◆ DIRECTIONS
Your task is to copy every line of the records below that contains "middle".

◆ TASK DATA
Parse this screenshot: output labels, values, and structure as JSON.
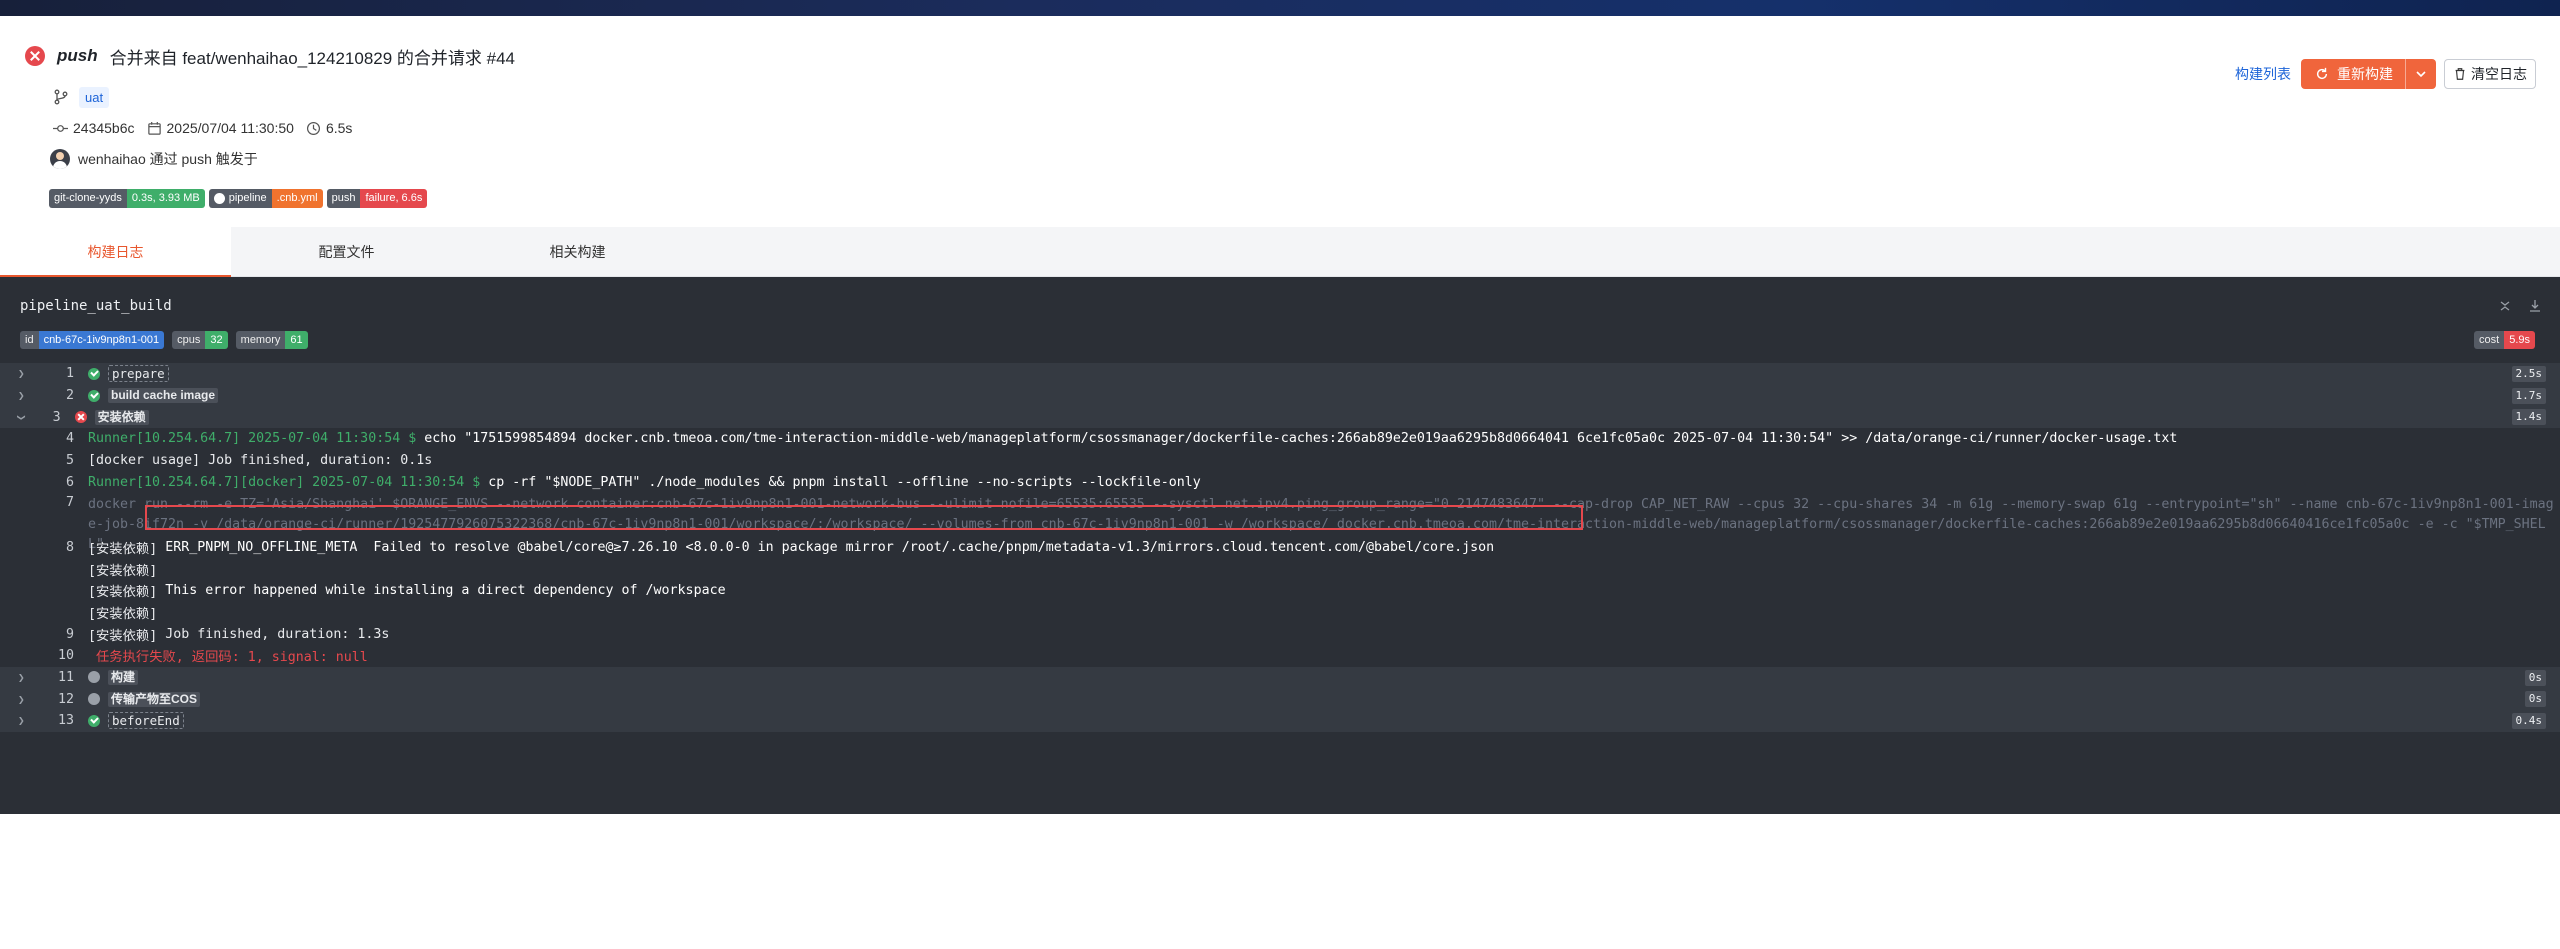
{
  "header": {
    "event": "push",
    "title": "合并来自 feat/wenhaihao_124210829 的合并请求 #44",
    "branch": "uat",
    "commit": "24345b6c",
    "datetime": "2025/07/04 11:30:50",
    "duration": "6.5s",
    "trigger": "wenhaihao 通过 push 触发于"
  },
  "badges": [
    {
      "key": "git-clone-yyds",
      "value": "0.3s, 3.93 MB"
    },
    {
      "key": "pipeline",
      "value": ".cnb.yml"
    },
    {
      "key": "push",
      "value": "failure, 6.6s"
    }
  ],
  "actions": {
    "build_list": "构建列表",
    "rebuild": "重新构建",
    "clear_log": "清空日志"
  },
  "tabs": [
    {
      "label": "构建日志"
    },
    {
      "label": "配置文件"
    },
    {
      "label": "相关构建"
    }
  ],
  "job": {
    "name": "pipeline_uat_build",
    "id_key": "id",
    "id_value": "cnb-67c-1iv9np8n1-001",
    "cpus_key": "cpus",
    "cpus_value": "32",
    "memory_key": "memory",
    "memory_value": "61",
    "cost_key": "cost",
    "cost_value": "5.9s"
  },
  "steps": [
    {
      "num": "1",
      "name": "prepare",
      "dur": "2.5s"
    },
    {
      "num": "2",
      "name": "build cache image",
      "dur": "1.7s"
    },
    {
      "num": "3",
      "name": "安装依赖",
      "dur": "1.4s"
    },
    {
      "num": "11",
      "name": "构建",
      "dur": "0s"
    },
    {
      "num": "12",
      "name": "传输产物至COS",
      "dur": "0s"
    },
    {
      "num": "13",
      "name": "beforeEnd",
      "dur": "0.4s"
    }
  ],
  "log": {
    "l4_prompt": "Runner[10.254.64.7] 2025-07-04 11:30:54 $ ",
    "l4_cmd": "echo \"1751599854894 docker.cnb.tmeoa.com/tme-interaction-middle-web/manageplatform/csossmanager/dockerfile-caches:266ab89e2e019aa6295b8d0664041 6ce1fc05a0c 2025-07-04 11:30:54\" >> /data/orange-ci/runner/docker-usage.txt",
    "l5": "[docker usage] Job finished, duration: 0.1s",
    "l6_prompt": "Runner[10.254.64.7][docker] 2025-07-04 11:30:54 $ ",
    "l6_cmd": "cp -rf \"$NODE_PATH\" ./node_modules && pnpm install --offline --no-scripts --lockfile-only",
    "l7": "docker run --rm -e TZ='Asia/Shanghai' $ORANGE_ENVS --network container:cnb-67c-1iv9np8n1-001-network-bus --ulimit nofile=65535:65535 --sysctl net.ipv4.ping_group_range=\"0 2147483647\"  --cap-drop CAP_NET_RAW --cpus 32 --cpu-shares 34 -m 61g --memory-swap 61g --entrypoint=\"sh\" --name cnb-67c-1iv9np8n1-001-image-job-8if72n -v /data/orange-ci/runner/1925477926075322368/cnb-67c-1iv9np8n1-001/workspace/:/workspace/ --volumes-from cnb-67c-1iv9np8n1-001  -w /workspace/ docker.cnb.tmeoa.com/tme-interaction-middle-web/manageplatform/csossmanager/dockerfile-caches:266ab89e2e019aa6295b8d06640416ce1fc05a0c -e -c \"$TMP_SHELL\"",
    "prefix": "[安装依赖]",
    "l8_err": " ERR_PNPM_NO_OFFLINE_META  Failed to resolve @babel/core@≥7.26.10 <8.0.0-0 in package mirror /root/.cache/pnpm/metadata-v1.3/mirrors.cloud.tencent.com/@babel/core.json",
    "l8c": " This error happened while installing a direct dependency of /workspace",
    "l9": " Job finished, duration: 1.3s",
    "l10": " 任务执行失败, 返回码: 1, signal: null"
  },
  "colors": {
    "accent": "#f0653c",
    "fail": "#e5484d",
    "success": "#3fae6a",
    "link": "#1d64d8",
    "log_bg": "#2b2f36"
  }
}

◆ EXPECTED OUTPUT
    "l4_cmd": "echo \"1751599854894 docker.cnb.tmeoa.com/tme-interaction-middle-web/manageplatform/csossmanager/dockerfile-caches:266ab89e2e019aa6295b8d0664041 6ce1fc05a0c 2025-07-04 11:30:54\" >> /data/orange-ci/runner/docker-usage.txt",
    "l7": "docker run --rm -e TZ='Asia/Shanghai' $ORANGE_ENVS --network container:cnb-67c-1iv9np8n1-001-network-bus --ulimit nofile=65535:65535 --sysctl net.ipv4.ping_group_range=\"0 2147483647\"  --cap-drop CAP_NET_RAW --cpus 32 --cpu-shares 34 -m 61g --memory-swap 61g --entrypoint=\"sh\" --name cnb-67c-1iv9np8n1-001-image-job-8if72n -v /data/orange-ci/runner/1925477926075322368/cnb-67c-1iv9np8n1-001/workspace/:/workspace/ --volumes-from cnb-67c-1iv9np8n1-001  -w /workspace/ docker.cnb.tmeoa.com/tme-interaction-middle-web/manageplatform/csossmanager/dockerfile-caches:266ab89e2e019aa6295b8d06640416ce1fc05a0c -e -c \"$TMP_SHELL\"",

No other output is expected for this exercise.